» **Activity 1**: Using the article on content Facebook actioned in India, decide whether each statement agrees with it: (a) On Instagram, more content was actioned for suicide and self-injury than for violence and graphic content; (b) Facebook gave the total number of pieces of content reported by users; (c) Disabling accounts counts as an action on content. For each, answer yes or no and quote the deciding words from the article.
» **Activity 2**: Transcribe the part of the article on content Facebook actioned in India that opens with the words containing "Of the 30.5" and closes with "and graphic content.".

Top of Excerpt to read

W Power 2024

In India, 81.9 percent content actioned on Facebook is spam

Facebook's interim transparency report for India, released after Google and Koo, states that country-level granular data is less reliable and is 'directional best estimate'

Aditi Agrawal
Infographics By Benu Joshi
Published: Jul 2, 2021 09:26:21 PM IST
Updated: Jul 2, 2021 09:39:21 PM IST


Of the 30.5 million pieces of content by users in India that Facebook actioned between May 15 and June 15, 81.9 percent was spam. This was followed by violent and graphic content which accounted for 8.2 percent of all content actioned. On Instagram, on the other hand, of the 2.03 million pieces of content that were removed, 34.4 percent were actioned for showing suicide and self-injury followed by 32.9 percent posts that were actioned for showing violence and graphic content.

Actions on content (which includes posts, photos, videos or comments) include content removals, or covering disturbing videos and photos with a warning, or even disabling accounts. Problematically, Facebook has not given the total number of pieces of content reported by users, or detected by algorithms, thereby making it harder to assess the scale at which problematic content is flagged (if not actioned) on Facebook.

Bottom of Excerpt to read
Top of Data extracts

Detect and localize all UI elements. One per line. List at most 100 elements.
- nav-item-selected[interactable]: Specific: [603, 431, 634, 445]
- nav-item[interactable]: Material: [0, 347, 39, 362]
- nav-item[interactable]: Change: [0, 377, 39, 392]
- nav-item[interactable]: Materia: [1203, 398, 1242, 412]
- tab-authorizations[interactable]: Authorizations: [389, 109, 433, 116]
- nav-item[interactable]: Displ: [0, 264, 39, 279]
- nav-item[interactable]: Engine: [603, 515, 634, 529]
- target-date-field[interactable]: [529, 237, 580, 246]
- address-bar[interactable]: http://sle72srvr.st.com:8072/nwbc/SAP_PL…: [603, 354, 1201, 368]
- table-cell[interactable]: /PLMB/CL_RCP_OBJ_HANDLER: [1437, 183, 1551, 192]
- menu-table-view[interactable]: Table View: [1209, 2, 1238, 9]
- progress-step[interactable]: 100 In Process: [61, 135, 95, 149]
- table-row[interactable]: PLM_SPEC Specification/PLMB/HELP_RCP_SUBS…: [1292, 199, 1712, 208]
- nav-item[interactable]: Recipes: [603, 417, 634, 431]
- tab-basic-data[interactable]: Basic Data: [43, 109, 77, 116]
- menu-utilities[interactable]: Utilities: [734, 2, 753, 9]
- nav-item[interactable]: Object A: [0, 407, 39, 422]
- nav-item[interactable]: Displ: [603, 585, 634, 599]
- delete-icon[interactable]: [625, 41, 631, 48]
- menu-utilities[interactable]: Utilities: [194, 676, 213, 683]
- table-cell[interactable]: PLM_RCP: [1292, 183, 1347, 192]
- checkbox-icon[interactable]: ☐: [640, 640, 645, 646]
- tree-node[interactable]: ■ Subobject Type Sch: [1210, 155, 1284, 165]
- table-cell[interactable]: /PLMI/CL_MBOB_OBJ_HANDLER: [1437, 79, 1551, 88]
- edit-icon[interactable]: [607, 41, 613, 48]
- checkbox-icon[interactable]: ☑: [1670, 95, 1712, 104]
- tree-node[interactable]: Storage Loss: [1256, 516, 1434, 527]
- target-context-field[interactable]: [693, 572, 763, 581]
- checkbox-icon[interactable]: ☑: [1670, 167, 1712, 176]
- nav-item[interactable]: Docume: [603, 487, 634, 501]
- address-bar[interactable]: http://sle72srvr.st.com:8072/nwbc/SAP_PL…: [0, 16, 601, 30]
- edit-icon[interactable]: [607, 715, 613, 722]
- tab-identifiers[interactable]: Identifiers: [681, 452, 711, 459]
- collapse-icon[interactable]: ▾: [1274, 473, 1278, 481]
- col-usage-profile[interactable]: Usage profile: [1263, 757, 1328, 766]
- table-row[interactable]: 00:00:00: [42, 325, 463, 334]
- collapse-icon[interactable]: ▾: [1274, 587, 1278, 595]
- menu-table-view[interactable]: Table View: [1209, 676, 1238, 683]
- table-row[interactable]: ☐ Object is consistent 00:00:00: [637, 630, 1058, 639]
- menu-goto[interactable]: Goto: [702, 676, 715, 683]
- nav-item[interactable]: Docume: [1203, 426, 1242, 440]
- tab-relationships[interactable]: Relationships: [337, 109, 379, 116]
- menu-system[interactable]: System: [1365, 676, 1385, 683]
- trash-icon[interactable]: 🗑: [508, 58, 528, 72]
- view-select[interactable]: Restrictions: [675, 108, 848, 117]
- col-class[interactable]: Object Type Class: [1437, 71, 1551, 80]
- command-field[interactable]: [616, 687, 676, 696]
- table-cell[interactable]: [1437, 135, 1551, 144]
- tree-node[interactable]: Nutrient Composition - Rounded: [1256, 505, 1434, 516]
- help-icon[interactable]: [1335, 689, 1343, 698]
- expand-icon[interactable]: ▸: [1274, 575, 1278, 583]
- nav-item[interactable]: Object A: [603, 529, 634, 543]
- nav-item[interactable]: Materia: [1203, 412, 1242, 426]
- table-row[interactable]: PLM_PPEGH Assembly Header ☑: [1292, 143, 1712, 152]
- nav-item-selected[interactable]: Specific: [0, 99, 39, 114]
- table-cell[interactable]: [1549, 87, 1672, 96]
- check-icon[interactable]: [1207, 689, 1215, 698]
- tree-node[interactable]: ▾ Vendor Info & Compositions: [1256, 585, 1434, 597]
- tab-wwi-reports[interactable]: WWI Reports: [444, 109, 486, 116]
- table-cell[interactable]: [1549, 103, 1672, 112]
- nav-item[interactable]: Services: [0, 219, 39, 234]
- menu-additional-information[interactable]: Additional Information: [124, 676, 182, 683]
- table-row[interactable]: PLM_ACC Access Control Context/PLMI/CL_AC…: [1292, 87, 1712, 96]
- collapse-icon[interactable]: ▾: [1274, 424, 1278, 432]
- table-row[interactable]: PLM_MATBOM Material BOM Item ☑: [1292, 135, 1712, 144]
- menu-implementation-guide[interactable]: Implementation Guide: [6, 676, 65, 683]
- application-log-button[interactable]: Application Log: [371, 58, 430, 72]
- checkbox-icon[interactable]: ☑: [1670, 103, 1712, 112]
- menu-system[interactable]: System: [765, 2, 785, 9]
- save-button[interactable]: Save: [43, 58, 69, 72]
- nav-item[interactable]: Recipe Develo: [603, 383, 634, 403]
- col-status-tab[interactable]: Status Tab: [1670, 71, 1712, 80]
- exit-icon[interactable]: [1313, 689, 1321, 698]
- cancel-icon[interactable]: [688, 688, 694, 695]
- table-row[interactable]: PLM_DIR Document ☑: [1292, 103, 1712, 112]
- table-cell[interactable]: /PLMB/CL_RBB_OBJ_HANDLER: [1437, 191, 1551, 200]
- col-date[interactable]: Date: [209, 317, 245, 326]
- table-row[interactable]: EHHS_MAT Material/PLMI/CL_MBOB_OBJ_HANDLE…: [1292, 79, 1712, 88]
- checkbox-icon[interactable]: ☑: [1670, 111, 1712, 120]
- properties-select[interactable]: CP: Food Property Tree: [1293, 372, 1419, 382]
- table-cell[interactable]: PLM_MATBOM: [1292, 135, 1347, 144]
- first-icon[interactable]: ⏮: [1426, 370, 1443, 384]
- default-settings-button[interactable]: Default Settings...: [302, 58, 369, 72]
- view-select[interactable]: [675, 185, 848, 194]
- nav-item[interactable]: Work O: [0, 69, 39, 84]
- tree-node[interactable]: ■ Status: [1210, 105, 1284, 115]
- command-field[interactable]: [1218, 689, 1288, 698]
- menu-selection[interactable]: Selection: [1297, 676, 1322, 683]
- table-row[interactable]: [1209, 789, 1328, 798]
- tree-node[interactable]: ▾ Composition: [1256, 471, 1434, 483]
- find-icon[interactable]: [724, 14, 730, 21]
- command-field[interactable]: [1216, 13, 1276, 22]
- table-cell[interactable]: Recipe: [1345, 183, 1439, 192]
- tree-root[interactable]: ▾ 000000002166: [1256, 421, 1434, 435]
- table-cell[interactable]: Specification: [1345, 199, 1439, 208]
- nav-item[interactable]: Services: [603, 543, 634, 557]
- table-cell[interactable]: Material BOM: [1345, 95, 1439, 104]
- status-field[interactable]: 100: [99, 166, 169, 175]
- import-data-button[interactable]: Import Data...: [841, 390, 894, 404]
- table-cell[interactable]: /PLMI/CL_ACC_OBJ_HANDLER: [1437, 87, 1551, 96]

Bottom of Data extracts

» **Task solution 1**:
(a) Yes: "34.4 percent were actioned for showing suicide and self-injury followed by 32.9 percent posts that were actioned for showing violence and graphic content"
(b) No: "Facebook has not given the total number of pieces of content reported by users"
(c) Yes: "Actions on content (which includes posts, photos, videos or comments) include content removals, or covering disturbing videos and photos with a warning, or even disabling accounts."

» **Task solution 2**:
Of the 30.5 million pieces of content by users in India that Facebook actioned between May 15 and June 15, 81.9 percent was spam. This was followed by violent and graphic content which accounted for 8.2 percent of all content actioned. On Instagram, on the other hand, of the 2.03 million pieces of content that were removed, 34.4 percent were actioned for showing suicide and self-injury followed by 32.9 percent posts that were actioned for showing violence and graphic content.